▶ **Prompt**:
Repeat the records word for word, excluding any picture.

▶ **Records**:

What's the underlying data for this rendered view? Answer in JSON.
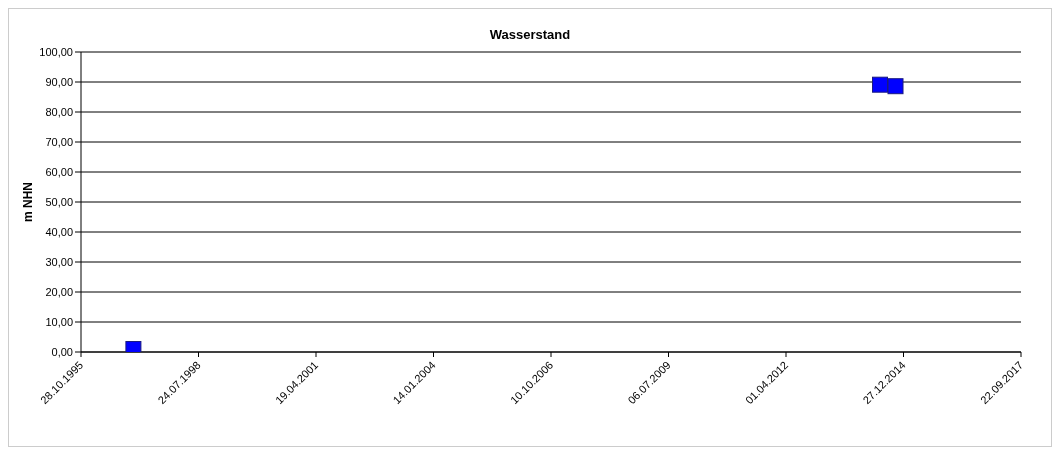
{
  "chart_data": {
    "type": "scatter",
    "title": "Wasserstand",
    "ylabel": "m NHN",
    "x": [
      "1997-01-16",
      "2014-06-10",
      "2014-10-20"
    ],
    "series": [
      {
        "color": "#0000ff",
        "values": [
          1,
          89.1,
          88.6
        ]
      }
    ],
    "xlim": [
      "1995-10-28",
      "2017-09-22"
    ],
    "xticks": [
      {
        "value": "1995-10-28",
        "label": "28.10.1995"
      },
      {
        "value": "1998-07-24",
        "label": "24.07.1998"
      },
      {
        "value": "2001-04-19",
        "label": "19.04.2001"
      },
      {
        "value": "2004-01-14",
        "label": "14.01.2004"
      },
      {
        "value": "2006-10-10",
        "label": "10.10.2006"
      },
      {
        "value": "2009-07-06",
        "label": "06.07.2009"
      },
      {
        "value": "2012-04-01",
        "label": "01.04.2012"
      },
      {
        "value": "2014-12-27",
        "label": "27.12.2014"
      },
      {
        "value": "2017-09-22",
        "label": "22.09.2017"
      }
    ],
    "ylim": [
      0,
      100
    ],
    "yticks": [
      {
        "value": 0,
        "label": "0,00"
      },
      {
        "value": 10,
        "label": "10,00"
      },
      {
        "value": 20,
        "label": "20,00"
      },
      {
        "value": 30,
        "label": "30,00"
      },
      {
        "value": 40,
        "label": "40,00"
      },
      {
        "value": 50,
        "label": "50,00"
      },
      {
        "value": 60,
        "label": "60,00"
      },
      {
        "value": 70,
        "label": "70,00"
      },
      {
        "value": 80,
        "label": "80,00"
      },
      {
        "value": 90,
        "label": "90,00"
      },
      {
        "value": 100,
        "label": "100,00"
      }
    ],
    "grid": "y",
    "marker": "square",
    "legend": false
  }
}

▶ **Output of the exercise**:
What's the underlying data for this rendered view? Answer in JSON.
{
  "chart_data": {
    "type": "scatter",
    "title": "Wasserstand",
    "ylabel": "m NHN",
    "x": [
      "1997-01-16",
      "2014-06-10",
      "2014-10-20"
    ],
    "series": [
      {
        "color": "#0000ff",
        "values": [
          1,
          89.1,
          88.6
        ]
      }
    ],
    "xlim": [
      "1995-10-28",
      "2017-09-22"
    ],
    "xticks": [
      {
        "value": "1995-10-28",
        "label": "28.10.1995"
      },
      {
        "value": "1998-07-24",
        "label": "24.07.1998"
      },
      {
        "value": "2001-04-19",
        "label": "19.04.2001"
      },
      {
        "value": "2004-01-14",
        "label": "14.01.2004"
      },
      {
        "value": "2006-10-10",
        "label": "10.10.2006"
      },
      {
        "value": "2009-07-06",
        "label": "06.07.2009"
      },
      {
        "value": "2012-04-01",
        "label": "01.04.2012"
      },
      {
        "value": "2014-12-27",
        "label": "27.12.2014"
      },
      {
        "value": "2017-09-22",
        "label": "22.09.2017"
      }
    ],
    "ylim": [
      0,
      100
    ],
    "yticks": [
      {
        "value": 0,
        "label": "0,00"
      },
      {
        "value": 10,
        "label": "10,00"
      },
      {
        "value": 20,
        "label": "20,00"
      },
      {
        "value": 30,
        "label": "30,00"
      },
      {
        "value": 40,
        "label": "40,00"
      },
      {
        "value": 50,
        "label": "50,00"
      },
      {
        "value": 60,
        "label": "60,00"
      },
      {
        "value": 70,
        "label": "70,00"
      },
      {
        "value": 80,
        "label": "80,00"
      },
      {
        "value": 90,
        "label": "90,00"
      },
      {
        "value": 100,
        "label": "100,00"
      }
    ],
    "grid": "y",
    "marker": "square",
    "legend": false
  }
}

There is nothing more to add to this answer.